**WRITTEN REQUEST A:** Can you duplicate the part of the Mad World film text starting at "Mad World (Cantonese: 一念無明" and ending at "was not nominated."?

- Theatrical release poster
- Chinese: 一念無明
- Directed by: Wong Chun
- Written by: Florence Chan
- Produced by: Derek Chiu Heiward Mak
- Starring: Shawn Yue Eric Tsang Elaine Jin Charmaine Fong
- Cinematography: Zhang Ying
- Edited by: Wong Chun
- Music by: Yusuke Hatano
- Production company: Mad World Limited
- Distributed by: Golden Scene
- Release dates: 8 September 2016 (TIFF); 30 March 2017 (Hong Kong);
- Running time: 101 minutes
- Country: Hong Kong
- Language: Cantonese
- Budget: US$258,000
- Box office: US$1.8 million

= Mad World (film) =

2016 Hong Kong film by Wong Chun

Mad World (Cantonese: 一念無明 /niːm²¹mou²¹miŋ²¹/) is a 2016 Hong Kong drama film directed by Wong Chun and starring Shawn Yue, Eric Tsang, Elaine Jin and Charmaine Fong. It is Wong's directorial debut after winning the First Feature Film Initiative. It was selected as the Hong Kong entry for the Best Foreign Language Film at the 90th Academy Awards, but it was not nominated.

**EXTRACTED RECORDS:**
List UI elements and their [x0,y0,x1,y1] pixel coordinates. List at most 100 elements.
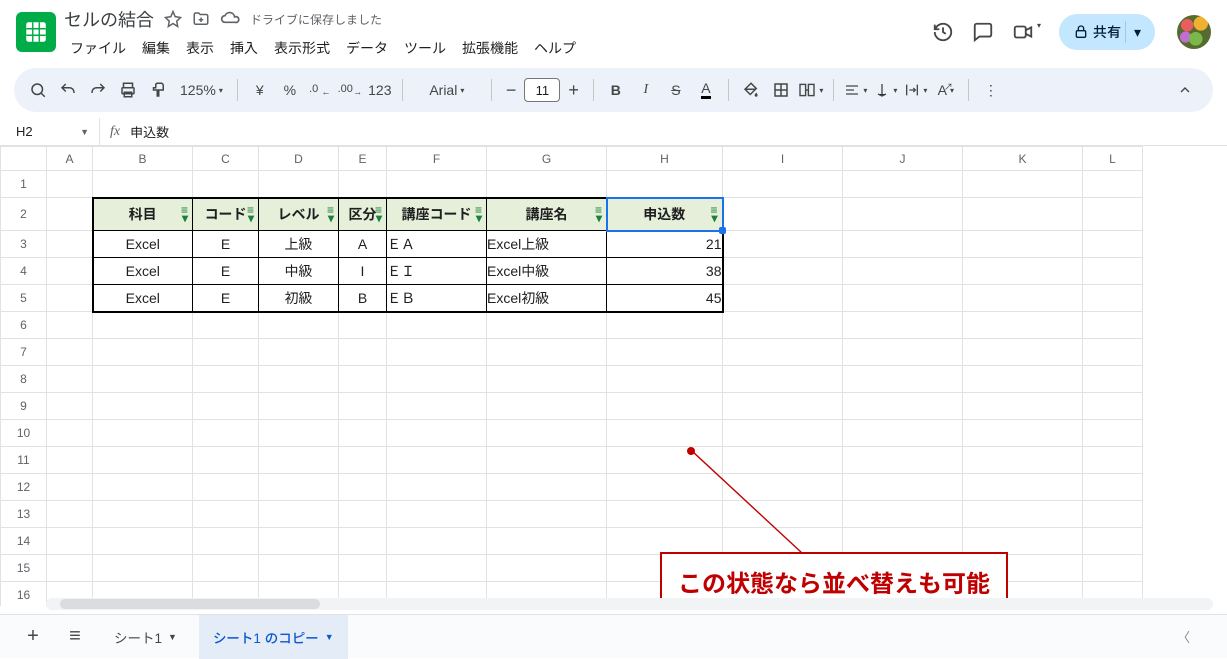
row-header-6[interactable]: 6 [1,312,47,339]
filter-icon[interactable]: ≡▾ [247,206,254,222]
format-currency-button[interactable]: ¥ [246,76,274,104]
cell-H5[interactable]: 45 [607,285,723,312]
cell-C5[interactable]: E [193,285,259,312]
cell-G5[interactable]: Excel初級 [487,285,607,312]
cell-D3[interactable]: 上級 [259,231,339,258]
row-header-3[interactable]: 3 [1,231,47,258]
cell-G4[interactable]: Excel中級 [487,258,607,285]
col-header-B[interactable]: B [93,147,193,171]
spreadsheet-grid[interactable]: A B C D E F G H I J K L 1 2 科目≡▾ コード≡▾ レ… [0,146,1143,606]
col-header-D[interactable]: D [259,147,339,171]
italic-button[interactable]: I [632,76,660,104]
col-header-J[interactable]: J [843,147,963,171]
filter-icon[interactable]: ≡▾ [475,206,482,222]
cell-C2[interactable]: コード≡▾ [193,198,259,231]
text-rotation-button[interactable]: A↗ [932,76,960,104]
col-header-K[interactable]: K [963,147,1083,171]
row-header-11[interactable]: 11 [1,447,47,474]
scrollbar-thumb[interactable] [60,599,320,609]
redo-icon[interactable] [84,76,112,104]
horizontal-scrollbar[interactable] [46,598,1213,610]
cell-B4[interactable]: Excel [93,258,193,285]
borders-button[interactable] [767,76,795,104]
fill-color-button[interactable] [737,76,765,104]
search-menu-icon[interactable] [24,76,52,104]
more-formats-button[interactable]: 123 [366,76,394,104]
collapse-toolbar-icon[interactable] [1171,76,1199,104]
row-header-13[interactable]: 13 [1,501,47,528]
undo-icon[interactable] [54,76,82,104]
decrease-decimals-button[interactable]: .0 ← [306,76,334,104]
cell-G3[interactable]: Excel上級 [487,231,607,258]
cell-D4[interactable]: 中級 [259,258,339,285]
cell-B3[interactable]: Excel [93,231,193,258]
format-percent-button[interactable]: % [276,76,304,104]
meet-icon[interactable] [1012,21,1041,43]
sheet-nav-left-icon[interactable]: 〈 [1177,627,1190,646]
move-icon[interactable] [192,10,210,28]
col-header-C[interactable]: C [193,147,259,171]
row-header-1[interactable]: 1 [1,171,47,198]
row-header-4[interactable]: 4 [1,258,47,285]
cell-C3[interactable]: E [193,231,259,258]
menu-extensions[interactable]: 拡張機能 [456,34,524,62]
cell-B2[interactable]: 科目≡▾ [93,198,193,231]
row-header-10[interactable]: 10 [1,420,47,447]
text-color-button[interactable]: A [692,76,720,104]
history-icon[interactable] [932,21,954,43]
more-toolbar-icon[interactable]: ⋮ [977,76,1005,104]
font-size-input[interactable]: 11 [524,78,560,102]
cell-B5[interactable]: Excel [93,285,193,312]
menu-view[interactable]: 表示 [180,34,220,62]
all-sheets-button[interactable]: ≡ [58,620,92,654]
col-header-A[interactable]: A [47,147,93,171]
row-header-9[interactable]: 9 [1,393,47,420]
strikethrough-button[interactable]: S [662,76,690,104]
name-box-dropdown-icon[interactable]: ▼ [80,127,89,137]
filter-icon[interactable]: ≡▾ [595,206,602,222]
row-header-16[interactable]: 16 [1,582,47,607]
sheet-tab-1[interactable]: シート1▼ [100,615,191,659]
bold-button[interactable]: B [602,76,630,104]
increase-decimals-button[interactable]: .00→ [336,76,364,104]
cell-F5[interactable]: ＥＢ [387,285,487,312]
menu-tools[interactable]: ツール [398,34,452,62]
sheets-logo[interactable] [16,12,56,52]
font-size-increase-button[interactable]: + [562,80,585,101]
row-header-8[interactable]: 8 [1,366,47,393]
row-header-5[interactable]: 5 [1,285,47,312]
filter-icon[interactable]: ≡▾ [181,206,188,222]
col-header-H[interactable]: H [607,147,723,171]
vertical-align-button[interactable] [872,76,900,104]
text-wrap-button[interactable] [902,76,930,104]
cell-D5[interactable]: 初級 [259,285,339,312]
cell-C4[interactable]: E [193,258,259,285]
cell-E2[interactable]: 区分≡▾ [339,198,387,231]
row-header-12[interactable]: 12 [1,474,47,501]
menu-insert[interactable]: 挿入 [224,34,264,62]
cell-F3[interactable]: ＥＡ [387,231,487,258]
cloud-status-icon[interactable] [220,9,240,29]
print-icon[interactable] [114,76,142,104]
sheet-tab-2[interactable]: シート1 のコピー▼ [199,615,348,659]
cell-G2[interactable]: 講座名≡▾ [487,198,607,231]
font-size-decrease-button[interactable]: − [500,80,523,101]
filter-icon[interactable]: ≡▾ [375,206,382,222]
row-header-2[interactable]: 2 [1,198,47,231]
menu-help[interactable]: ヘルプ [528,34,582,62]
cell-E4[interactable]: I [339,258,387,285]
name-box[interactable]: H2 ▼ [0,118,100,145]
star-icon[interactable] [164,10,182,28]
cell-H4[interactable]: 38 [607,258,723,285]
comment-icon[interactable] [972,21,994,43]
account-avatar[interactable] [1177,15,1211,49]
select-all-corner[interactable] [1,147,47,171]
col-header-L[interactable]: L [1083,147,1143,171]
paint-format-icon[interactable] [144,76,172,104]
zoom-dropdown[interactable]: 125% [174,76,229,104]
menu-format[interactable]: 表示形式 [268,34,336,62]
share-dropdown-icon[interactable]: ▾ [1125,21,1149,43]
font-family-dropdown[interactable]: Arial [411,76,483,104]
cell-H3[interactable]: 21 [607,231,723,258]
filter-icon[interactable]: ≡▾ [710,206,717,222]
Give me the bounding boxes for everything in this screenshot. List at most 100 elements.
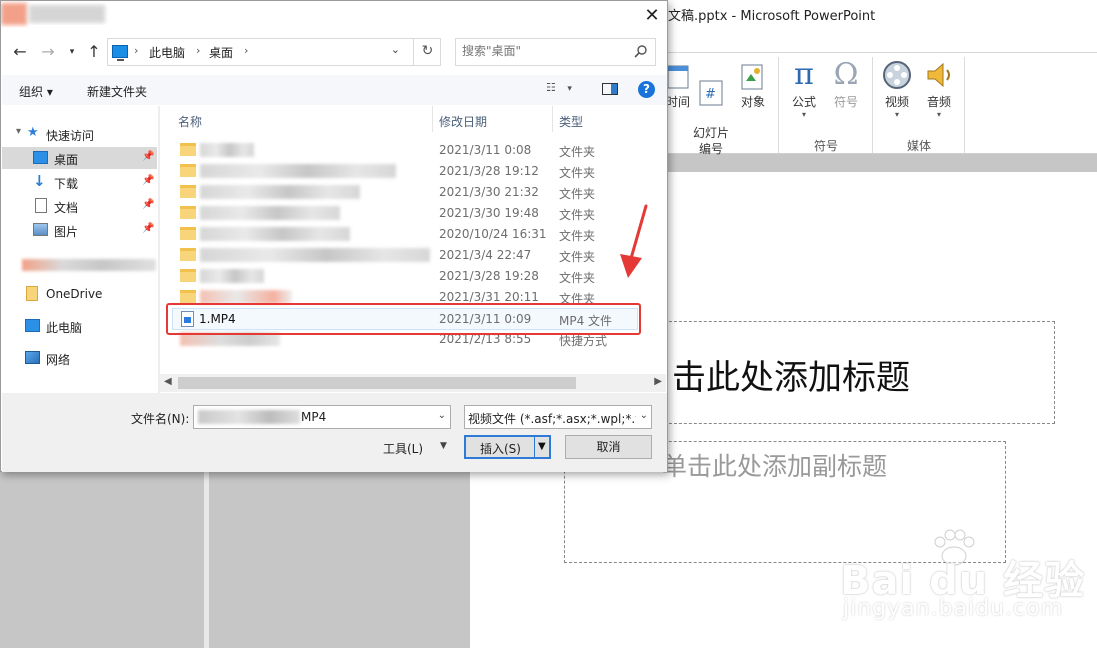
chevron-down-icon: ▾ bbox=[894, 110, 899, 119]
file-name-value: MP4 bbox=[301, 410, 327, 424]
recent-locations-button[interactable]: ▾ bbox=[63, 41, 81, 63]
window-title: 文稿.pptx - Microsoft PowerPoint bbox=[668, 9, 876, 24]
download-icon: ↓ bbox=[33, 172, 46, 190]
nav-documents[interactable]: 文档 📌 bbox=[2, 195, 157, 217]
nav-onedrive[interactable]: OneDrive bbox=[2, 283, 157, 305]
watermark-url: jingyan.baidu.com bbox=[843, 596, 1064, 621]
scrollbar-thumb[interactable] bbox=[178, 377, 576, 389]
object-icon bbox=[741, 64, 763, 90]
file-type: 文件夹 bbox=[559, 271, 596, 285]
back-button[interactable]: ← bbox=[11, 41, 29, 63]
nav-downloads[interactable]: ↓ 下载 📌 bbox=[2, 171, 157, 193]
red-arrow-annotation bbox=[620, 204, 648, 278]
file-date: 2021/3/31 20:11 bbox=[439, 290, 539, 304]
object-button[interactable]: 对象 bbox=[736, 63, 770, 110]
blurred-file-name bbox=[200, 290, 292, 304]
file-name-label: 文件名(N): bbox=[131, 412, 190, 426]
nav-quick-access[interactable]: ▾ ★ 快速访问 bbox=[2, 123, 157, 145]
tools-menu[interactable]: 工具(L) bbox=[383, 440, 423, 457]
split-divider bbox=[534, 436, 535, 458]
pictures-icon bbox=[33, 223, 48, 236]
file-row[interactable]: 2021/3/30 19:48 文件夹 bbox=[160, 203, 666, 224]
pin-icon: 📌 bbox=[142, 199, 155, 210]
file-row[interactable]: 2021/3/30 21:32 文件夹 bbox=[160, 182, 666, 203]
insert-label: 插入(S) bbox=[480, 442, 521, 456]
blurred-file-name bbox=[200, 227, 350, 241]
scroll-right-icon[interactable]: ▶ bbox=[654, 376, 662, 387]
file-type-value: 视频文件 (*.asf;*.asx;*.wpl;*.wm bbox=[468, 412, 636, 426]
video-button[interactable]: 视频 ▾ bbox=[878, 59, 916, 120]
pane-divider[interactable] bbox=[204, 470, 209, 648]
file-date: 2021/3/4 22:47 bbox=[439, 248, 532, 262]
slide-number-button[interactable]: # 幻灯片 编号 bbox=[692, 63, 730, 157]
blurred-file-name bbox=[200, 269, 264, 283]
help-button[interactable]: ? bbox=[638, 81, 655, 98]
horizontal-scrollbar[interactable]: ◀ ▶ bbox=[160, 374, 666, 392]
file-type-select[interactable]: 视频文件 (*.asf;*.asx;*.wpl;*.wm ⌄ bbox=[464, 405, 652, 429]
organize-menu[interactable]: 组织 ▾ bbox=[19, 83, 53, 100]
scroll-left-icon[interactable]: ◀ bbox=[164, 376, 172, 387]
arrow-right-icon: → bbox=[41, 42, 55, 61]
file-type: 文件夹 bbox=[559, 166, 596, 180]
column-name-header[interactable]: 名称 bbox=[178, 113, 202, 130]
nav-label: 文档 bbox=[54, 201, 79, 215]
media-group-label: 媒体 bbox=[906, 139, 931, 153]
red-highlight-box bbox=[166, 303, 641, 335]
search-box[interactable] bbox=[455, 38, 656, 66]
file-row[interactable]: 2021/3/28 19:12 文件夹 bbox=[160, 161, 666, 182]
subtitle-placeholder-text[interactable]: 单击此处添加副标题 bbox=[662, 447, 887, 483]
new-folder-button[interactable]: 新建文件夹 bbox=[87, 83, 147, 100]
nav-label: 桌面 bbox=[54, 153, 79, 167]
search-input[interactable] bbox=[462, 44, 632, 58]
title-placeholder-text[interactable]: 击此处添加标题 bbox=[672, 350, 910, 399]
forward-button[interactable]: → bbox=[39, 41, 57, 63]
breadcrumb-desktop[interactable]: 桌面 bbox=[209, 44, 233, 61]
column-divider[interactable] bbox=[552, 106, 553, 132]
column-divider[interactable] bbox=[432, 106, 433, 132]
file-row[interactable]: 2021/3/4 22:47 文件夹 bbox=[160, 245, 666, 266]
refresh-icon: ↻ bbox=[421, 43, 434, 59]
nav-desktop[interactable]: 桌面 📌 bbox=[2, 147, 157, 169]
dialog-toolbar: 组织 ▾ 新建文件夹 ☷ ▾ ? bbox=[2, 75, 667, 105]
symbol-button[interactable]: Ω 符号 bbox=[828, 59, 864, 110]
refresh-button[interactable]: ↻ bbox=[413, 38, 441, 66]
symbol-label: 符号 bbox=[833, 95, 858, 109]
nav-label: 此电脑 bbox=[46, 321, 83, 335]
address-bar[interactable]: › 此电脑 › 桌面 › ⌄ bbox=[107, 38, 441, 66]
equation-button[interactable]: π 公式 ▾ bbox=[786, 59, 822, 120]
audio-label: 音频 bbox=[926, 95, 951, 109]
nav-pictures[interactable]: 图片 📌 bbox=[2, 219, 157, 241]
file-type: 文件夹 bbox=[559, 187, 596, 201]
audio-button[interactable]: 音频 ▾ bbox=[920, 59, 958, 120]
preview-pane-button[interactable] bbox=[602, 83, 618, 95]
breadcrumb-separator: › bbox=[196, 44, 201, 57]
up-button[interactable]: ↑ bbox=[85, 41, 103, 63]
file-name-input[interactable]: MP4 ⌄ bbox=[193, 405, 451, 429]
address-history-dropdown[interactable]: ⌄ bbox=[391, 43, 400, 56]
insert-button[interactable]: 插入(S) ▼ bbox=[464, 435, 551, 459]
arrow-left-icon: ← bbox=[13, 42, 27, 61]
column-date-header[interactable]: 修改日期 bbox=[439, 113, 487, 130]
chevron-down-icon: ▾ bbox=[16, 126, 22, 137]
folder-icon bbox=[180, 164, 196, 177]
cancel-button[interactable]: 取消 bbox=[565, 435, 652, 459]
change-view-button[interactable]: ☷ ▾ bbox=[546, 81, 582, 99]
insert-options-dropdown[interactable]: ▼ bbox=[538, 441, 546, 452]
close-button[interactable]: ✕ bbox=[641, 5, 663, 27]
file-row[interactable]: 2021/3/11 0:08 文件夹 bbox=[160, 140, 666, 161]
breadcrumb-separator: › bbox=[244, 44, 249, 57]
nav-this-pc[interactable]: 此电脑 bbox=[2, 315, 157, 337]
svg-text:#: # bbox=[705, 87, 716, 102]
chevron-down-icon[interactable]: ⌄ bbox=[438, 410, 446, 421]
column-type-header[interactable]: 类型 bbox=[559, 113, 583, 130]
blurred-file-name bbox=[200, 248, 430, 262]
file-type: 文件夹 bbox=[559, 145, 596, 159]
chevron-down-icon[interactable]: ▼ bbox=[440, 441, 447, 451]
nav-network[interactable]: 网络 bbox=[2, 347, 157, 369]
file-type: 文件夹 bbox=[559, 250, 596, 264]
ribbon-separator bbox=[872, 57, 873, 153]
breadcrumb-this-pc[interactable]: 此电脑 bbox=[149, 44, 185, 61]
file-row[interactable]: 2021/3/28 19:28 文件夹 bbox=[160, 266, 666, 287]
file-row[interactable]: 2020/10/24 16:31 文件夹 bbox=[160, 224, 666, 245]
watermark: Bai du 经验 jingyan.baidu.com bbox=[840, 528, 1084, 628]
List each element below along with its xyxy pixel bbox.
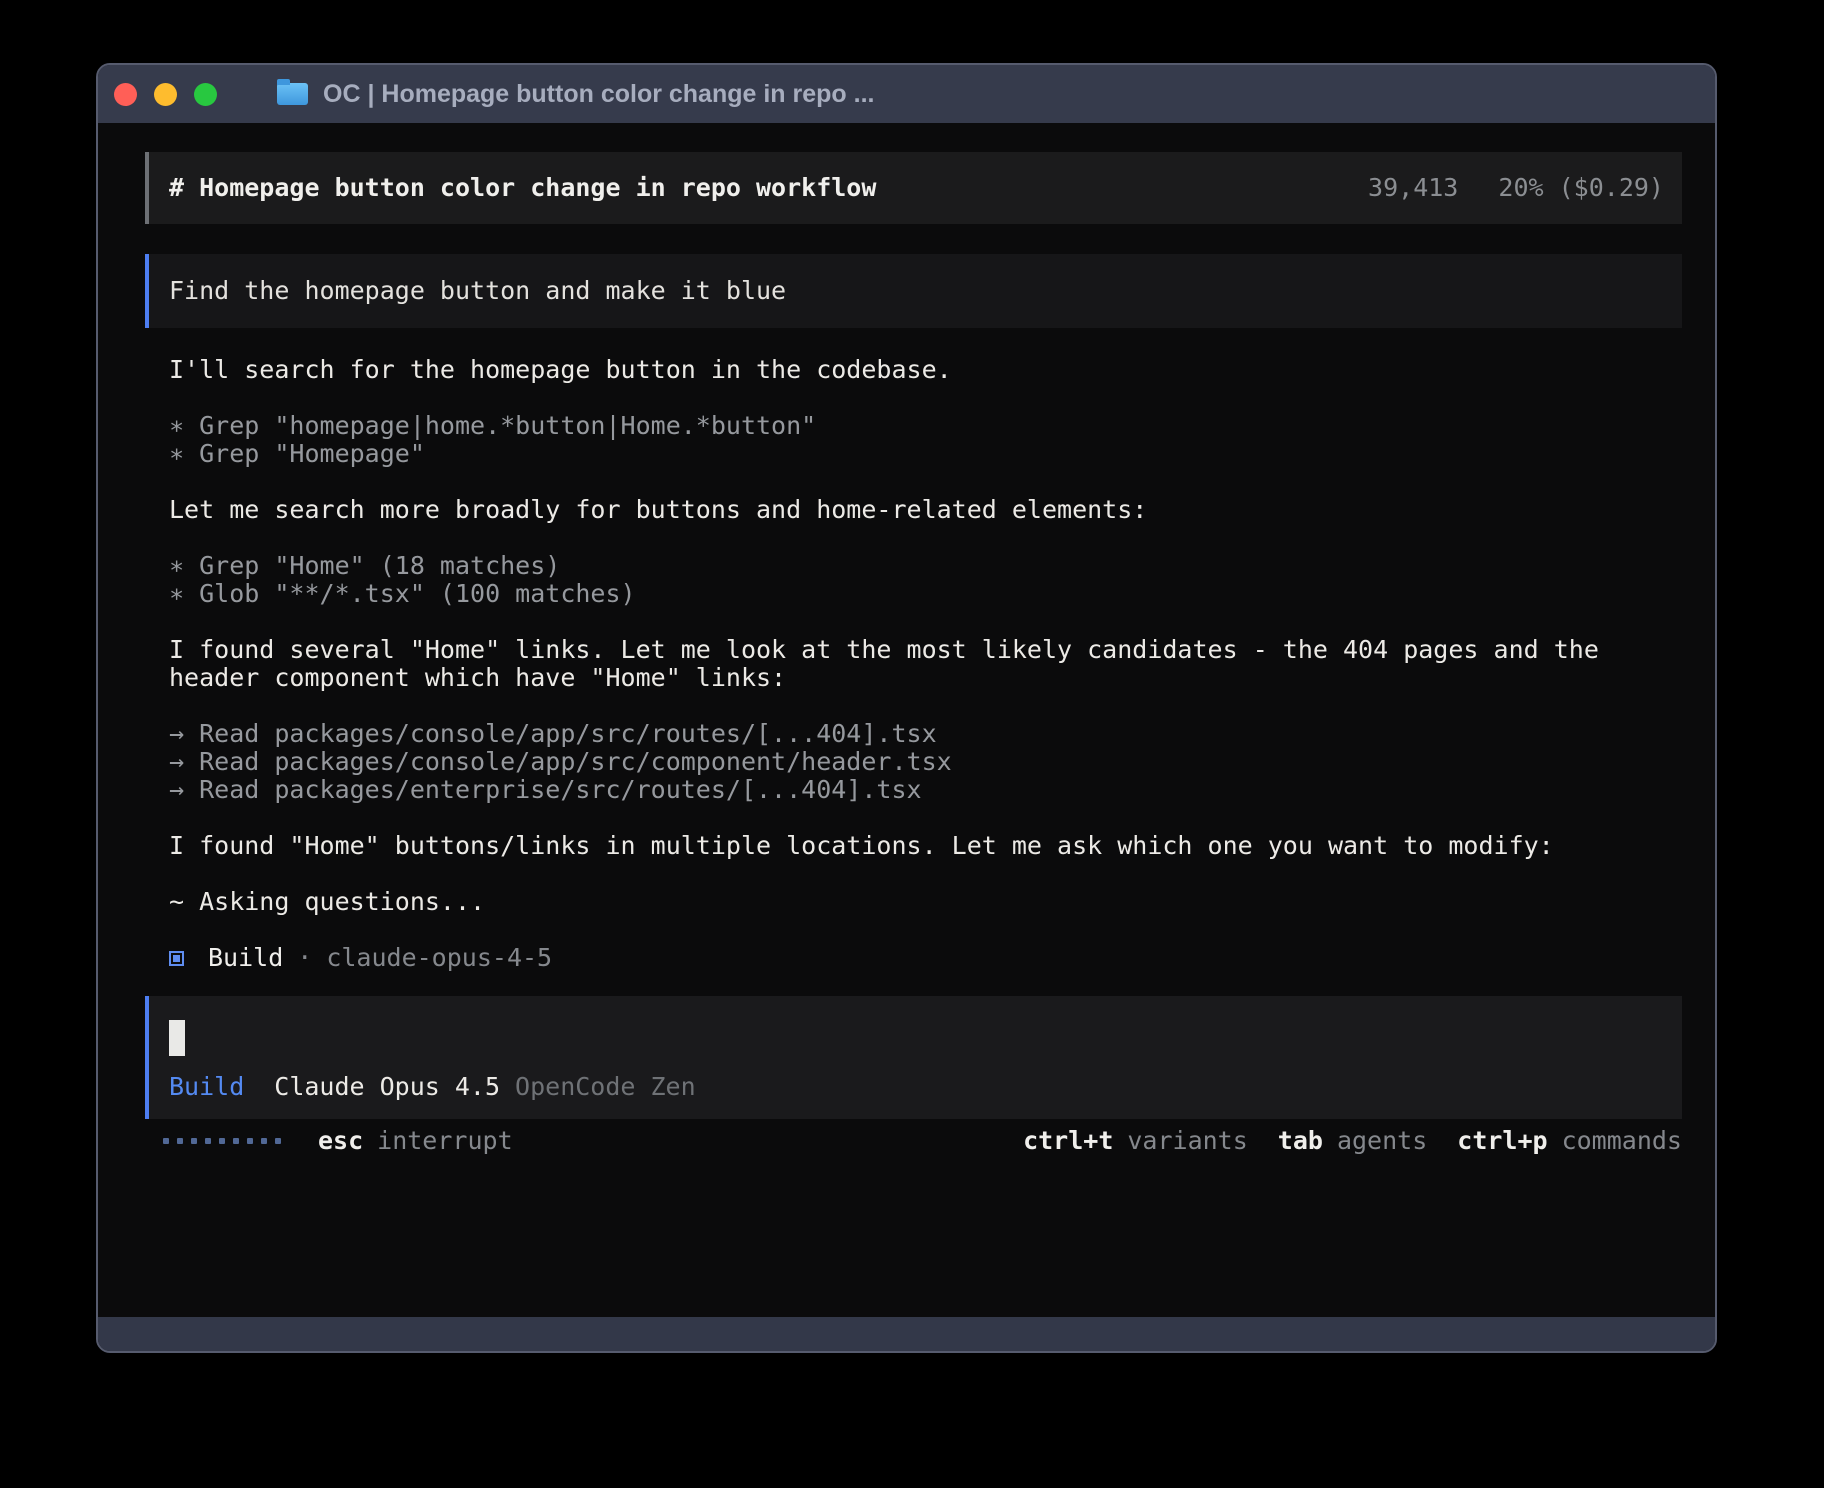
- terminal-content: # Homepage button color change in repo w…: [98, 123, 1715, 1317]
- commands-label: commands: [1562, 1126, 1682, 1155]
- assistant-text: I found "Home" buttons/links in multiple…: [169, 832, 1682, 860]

**WRITTEN REQUEST B:** Can you express the lines of the records starting at the line that contains "- terminal-content: #" and ending at the end of the records as a numbered list, leaving out any blank lines?

**TASK SOLUTION A:**
Mad World (Cantonese: 一念無明 /niːm²¹mou²¹miŋ²¹/) is a 2016 Hong Kong drama film directed by Wong Chun and starring Shawn Yue, Eric Tsang, Elaine Jin and Charmaine Fong. It is Wong's directorial debut after winning the First Feature Film Initiative. It was selected as the Hong Kong entry for the Best Foreign Language Film at the 90th Academy Awards, but it was not nominated.

**TASK SOLUTION B:**
1. - terminal-content: # Homepage button color change in repo w…: [98, 123, 1715, 1317]
2. - commands-label: commands: [1562, 1126, 1682, 1155]
3. - assistant-text: I found "Home" buttons/links in multiple…: [169, 832, 1682, 860]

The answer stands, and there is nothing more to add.